§ **Dataset excerpt**:
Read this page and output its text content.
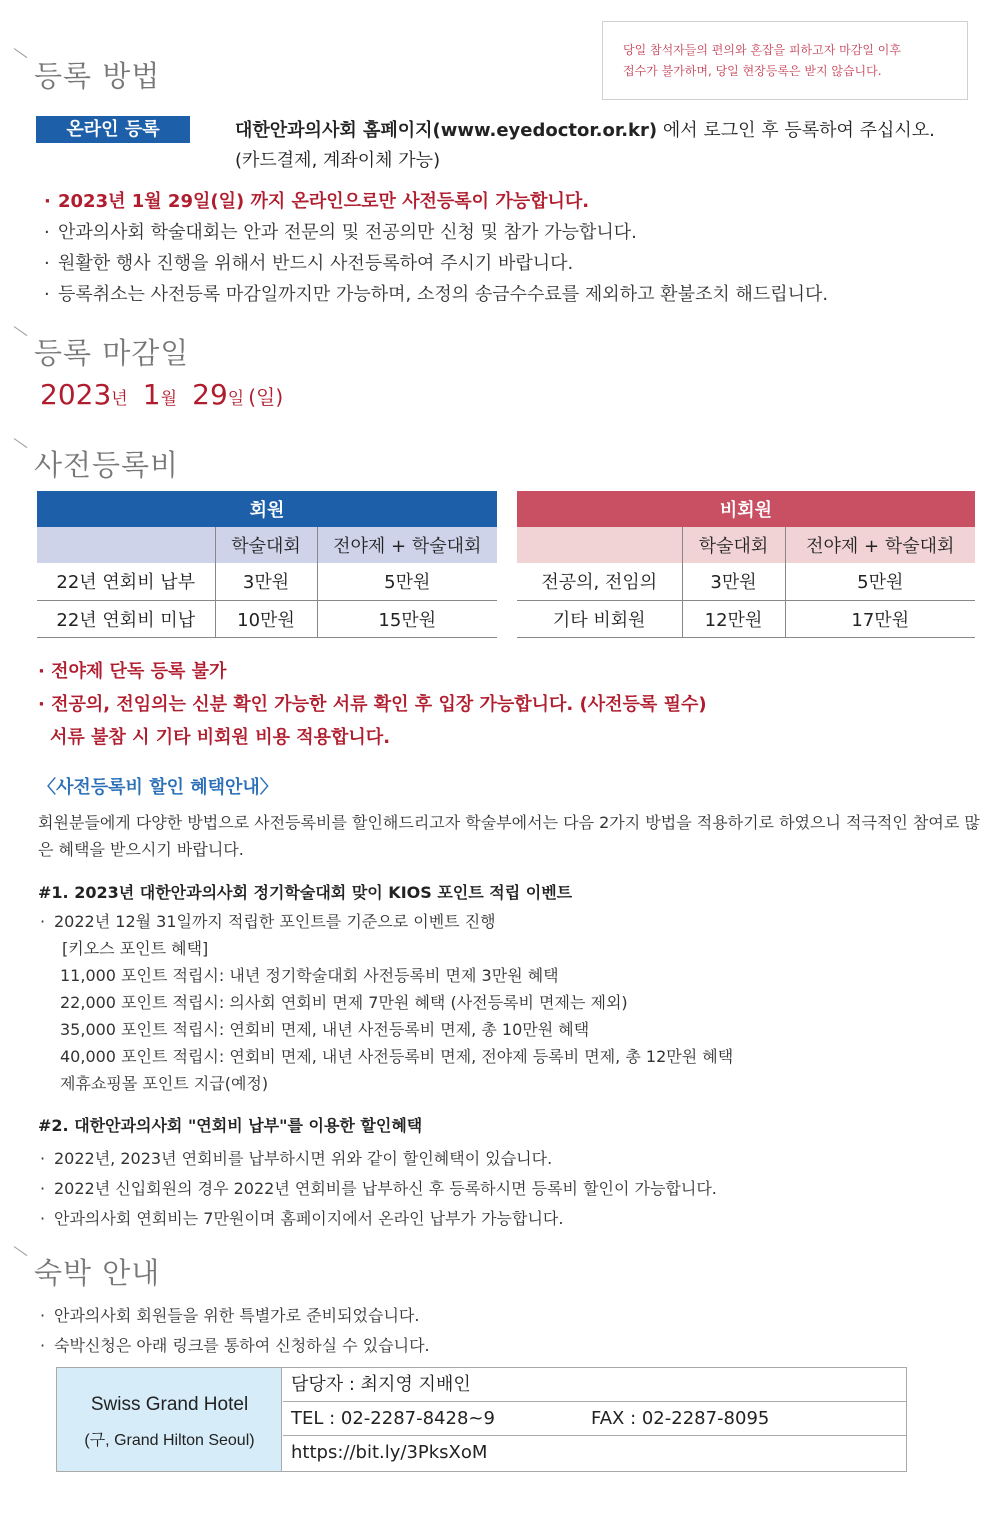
당일 참석자들의 편의와 혼잡을 피하고자 마감일 이후
접수가 불가하며, 당일 현장등록은 받지 않습니다.
등록 방법
온라인 등록	대한안과의사회 홈페이지(www.eyedoctor.or.kr) 에서 로그인 후 등록하여 주십시오.
(카드결제, 계좌이체 가능)
· 2023년 1월 29일(일) 까지 온라인으로만 사전등록이 가능합니다.
· 안과의사회 학술대회는 안과 전문의 및 전공의만 신청 및 참가 가능합니다.
· 원활한 행사 진행을 위해서 반드시 사전등록하여 주시기 바랍니다.
· 등록취소는 사전등록 마감일까지만 가능하며, 소정의 송금수수료를 제외하고 환불조치 해드립니다.
등록 마감일
2023년 1월 29일 (일)
사전등록비
회원		
	학술대회	전야제 + 학술대회
22년 연회비 납부	3만원	5만원
22년 연회비 미납	10만원	15만원
비회원		
	학술대회	전야제 + 학술대회
전공의, 전임의	3만원	5만원
기타 비회원	12만원	17만원
· 전야제 단독 등록 불가
· 전공의, 전임의는 신분 확인 가능한 서류 확인 후 입장 가능합니다. (사전등록 필수)
서류 불참 시 기타 비회원 비용 적용합니다.
〈사전등록비 할인 혜택안내〉
회원분들에게 다양한 방법으로 사전등록비를 할인해드리고자 학술부에서는 다음 2가지 방법을 적용하기로 하였으니 적극적인 참여로 많은 혜택을 받으시기 바랍니다.
#1. 2023년 대한안과의사회 정기학술대회 맞이 KIOS 포인트 적립 이벤트
· 2022년 12월 31일까지 적립한 포인트를 기준으로 이벤트 진행
[키오스 포인트 혜택]
11,000 포인트 적립시: 내년 정기학술대회 사전등록비 면제 3만원 혜택
22,000 포인트 적립시: 의사회 연회비 면제 7만원 혜택 (사전등록비 면제는 제외)
35,000 포인트 적립시: 연회비 면제, 내년 사전등록비 면제, 총 10만원 혜택
40,000 포인트 적립시: 연회비 면제, 내년 사전등록비 면제, 전야제 등록비 면제, 총 12만원 혜택
제휴쇼핑몰 포인트 지급(예정)
#2. 대한안과의사회 "연회비 납부"를 이용한 할인혜택
· 2022년, 2023년 연회비를 납부하시면 위와 같이 할인혜택이 있습니다.
· 2022년 신입회원의 경우 2022년 연회비를 납부하신 후 등록하시면 등록비 할인이 가능합니다.
· 안과의사회 연회비는 7만원이며 홈페이지에서 온라인 납부가 가능합니다.
숙박 안내
· 안과의사회 회원들을 위한 특별가로 준비되었습니다.
· 숙박신청은 아래 링크를 통하여 신청하실 수 있습니다.
Swiss Grand Hotel
(구, Grand Hilton Seoul)
담당자 : 최지영 지배인
TEL : 02-2287-8428~9	FAX : 02-2287-8095
https://bit.ly/3PksXoM
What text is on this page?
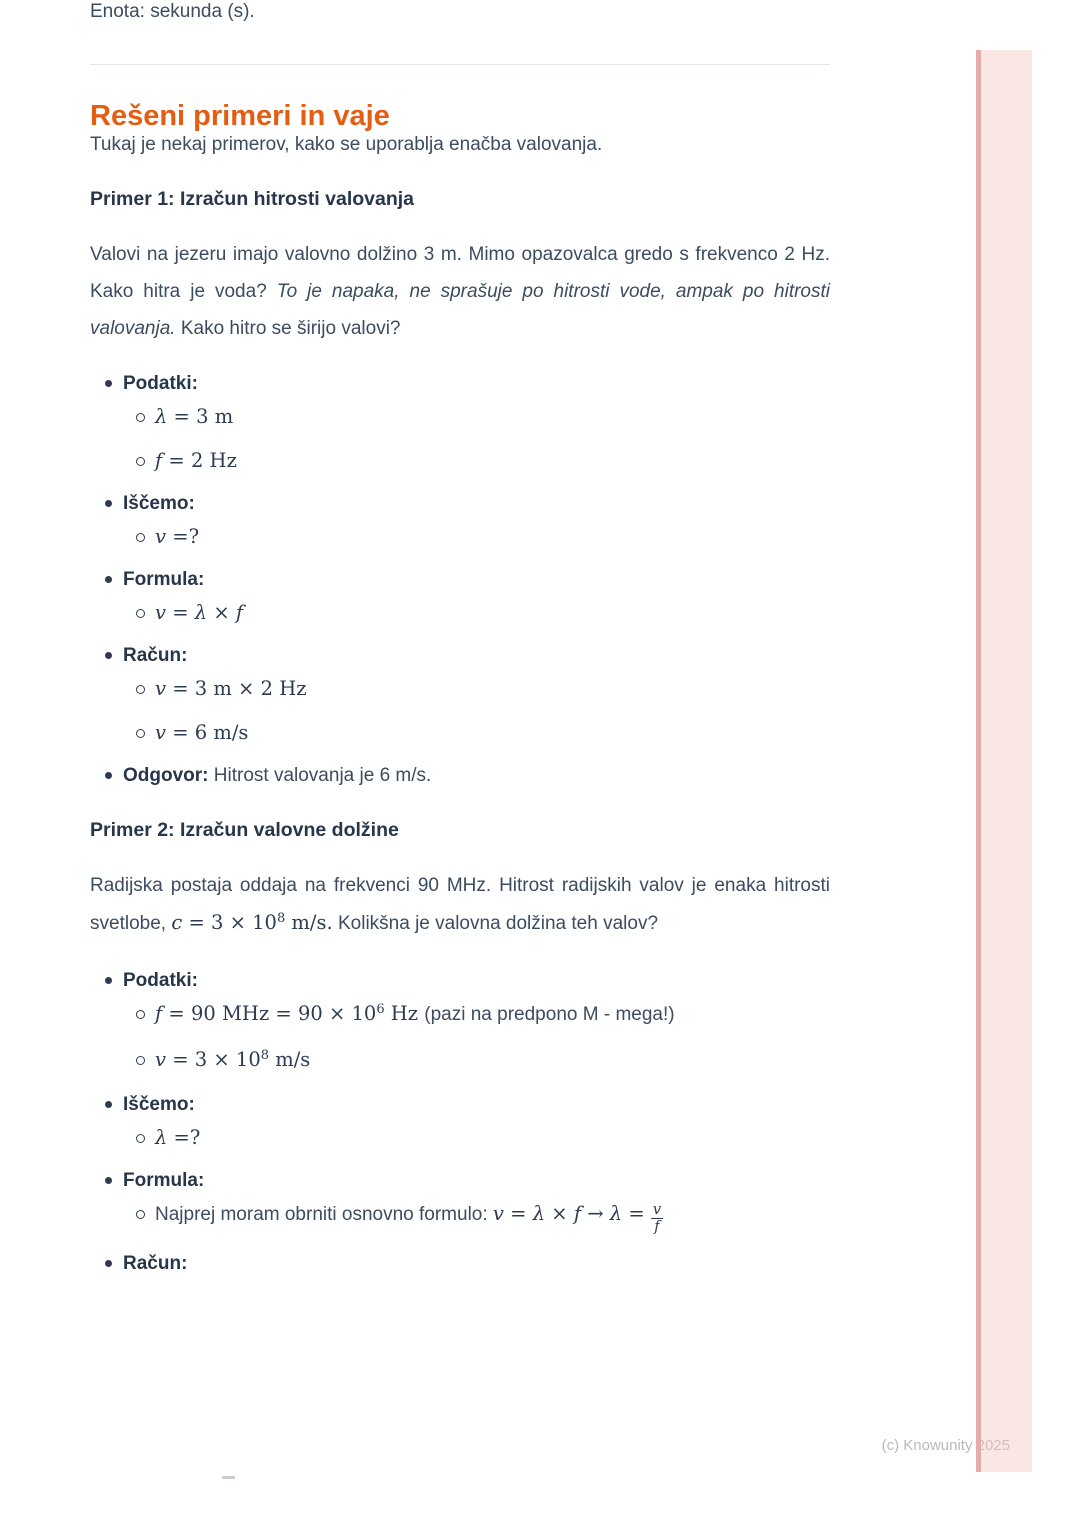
Enota: sekunda (s).

Rešeni primeri in vaje

Tukaj je nekaj primerov, kako se uporablja enačba valovanja.

Primer 1: Izračun hitrosti valovanja

Valovi na jezeru imajo valovno dolžino 3 m. Mimo opazovalca gredo s frekvenco 2 Hz. Kako hitra je voda? To je napaka, ne sprašuje po hitrosti vode, ampak po hitrosti valovanja. Kako hitro se širijo valovi?

Podatki:
λ = 3 m
f = 2 Hz
Iščemo:
v =?
Formula:
v = λ × f
Račun:
v = 3 m × 2 Hz
v = 6 m/s
Odgovor: Hitrost valovanja je 6 m/s.
Primer 2: Izračun valovne dolžine

Radijska postaja oddaja na frekvenci 90 MHz. Hitrost radijskih valov je enaka hitrosti svetlobe, $c = 3 \times 10^8$ m/s. Kolikšna je valovna dolžina teh valov?

Podatki:
f = 90 MHz = $90 \times 10^6$ Hz (pazi na predpono M - mega!)
$v = 3 \times 10^8$ m/s
Iščemo:
λ =?
Formula:
Najprej moram obrniti osnovno formulo: $v = \lambda \times f \to \lambda = \frac{v}{f}$
Račun:
(c) Knowunity 2025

§ **THE PROBLEM**:
Repeat the listing in full and exactly. Leave any pictures out.

§ **EXPECTED OUTPUT**:
Read this page and output its text content.
당일 참석자들의 편의와 혼잡을 피하고자 마감일 이후
접수가 불가하며, 당일 현장등록은 받지 않습니다.
등록 방법
온라인 등록	대한안과의사회 홈페이지(www.eyedoctor.or.kr) 에서 로그인 후 등록하여 주십시오.
(카드결제, 계좌이체 가능)
· 2023년 1월 29일(일) 까지 온라인으로만 사전등록이 가능합니다.
· 안과의사회 학술대회는 안과 전문의 및 전공의만 신청 및 참가 가능합니다.
· 원활한 행사 진행을 위해서 반드시 사전등록하여 주시기 바랍니다.
· 등록취소는 사전등록 마감일까지만 가능하며, 소정의 송금수수료를 제외하고 환불조치 해드립니다.
등록 마감일
2023년 1월 29일 (일)
사전등록비
회원		
	학술대회	전야제 + 학술대회
22년 연회비 납부	3만원	5만원
22년 연회비 미납	10만원	15만원
비회원		
	학술대회	전야제 + 학술대회
전공의, 전임의	3만원	5만원
기타 비회원	12만원	17만원
· 전야제 단독 등록 불가
· 전공의, 전임의는 신분 확인 가능한 서류 확인 후 입장 가능합니다. (사전등록 필수)
서류 불참 시 기타 비회원 비용 적용합니다.
〈사전등록비 할인 혜택안내〉
회원분들에게 다양한 방법으로 사전등록비를 할인해드리고자 학술부에서는 다음 2가지 방법을 적용하기로 하였으니 적극적인 참여로 많은 혜택을 받으시기 바랍니다.
#1. 2023년 대한안과의사회 정기학술대회 맞이 KIOS 포인트 적립 이벤트
· 2022년 12월 31일까지 적립한 포인트를 기준으로 이벤트 진행
[키오스 포인트 혜택]
11,000 포인트 적립시: 내년 정기학술대회 사전등록비 면제 3만원 혜택
22,000 포인트 적립시: 의사회 연회비 면제 7만원 혜택 (사전등록비 면제는 제외)
35,000 포인트 적립시: 연회비 면제, 내년 사전등록비 면제, 총 10만원 혜택
40,000 포인트 적립시: 연회비 면제, 내년 사전등록비 면제, 전야제 등록비 면제, 총 12만원 혜택
제휴쇼핑몰 포인트 지급(예정)
#2. 대한안과의사회 "연회비 납부"를 이용한 할인혜택
· 2022년, 2023년 연회비를 납부하시면 위와 같이 할인혜택이 있습니다.
· 2022년 신입회원의 경우 2022년 연회비를 납부하신 후 등록하시면 등록비 할인이 가능합니다.
· 안과의사회 연회비는 7만원이며 홈페이지에서 온라인 납부가 가능합니다.
숙박 안내
· 안과의사회 회원들을 위한 특별가로 준비되었습니다.
· 숙박신청은 아래 링크를 통하여 신청하실 수 있습니다.
Swiss Grand Hotel
(구, Grand Hilton Seoul)
담당자 : 최지영 지배인
TEL : 02-2287-8428~9	FAX : 02-2287-8095
https://bit.ly/3PksXoM
What text is on this page?
Enota: sekunda (s).

Rešeni primeri in vaje

Tukaj je nekaj primerov, kako se uporablja enačba valovanja.

Primer 1: Izračun hitrosti valovanja

Valovi na jezeru imajo valovno dolžino 3 m. Mimo opazovalca gredo s frekvenco 2 Hz. Kako hitra je voda? To je napaka, ne sprašuje po hitrosti vode, ampak po hitrosti valovanja. Kako hitro se širijo valovi?

Podatki:
λ = 3 m
f = 2 Hz
Iščemo:
v =?
Formula:
v = λ × f
Račun:
v = 3 m × 2 Hz
v = 6 m/s
Odgovor: Hitrost valovanja je 6 m/s.
Primer 2: Izračun valovne dolžine

Radijska postaja oddaja na frekvenci 90 MHz. Hitrost radijskih valov je enaka hitrosti svetlobe, $c = 3 \times 10^8$ m/s. Kolikšna je valovna dolžina teh valov?

Podatki:
f = 90 MHz = $90 \times 10^6$ Hz (pazi na predpono M - mega!)
$v = 3 \times 10^8$ m/s
Iščemo:
λ =?
Formula:
Najprej moram obrniti osnovno formulo: $v = \lambda \times f \to \lambda = \frac{v}{f}$
Račun:
(c) Knowunity 2025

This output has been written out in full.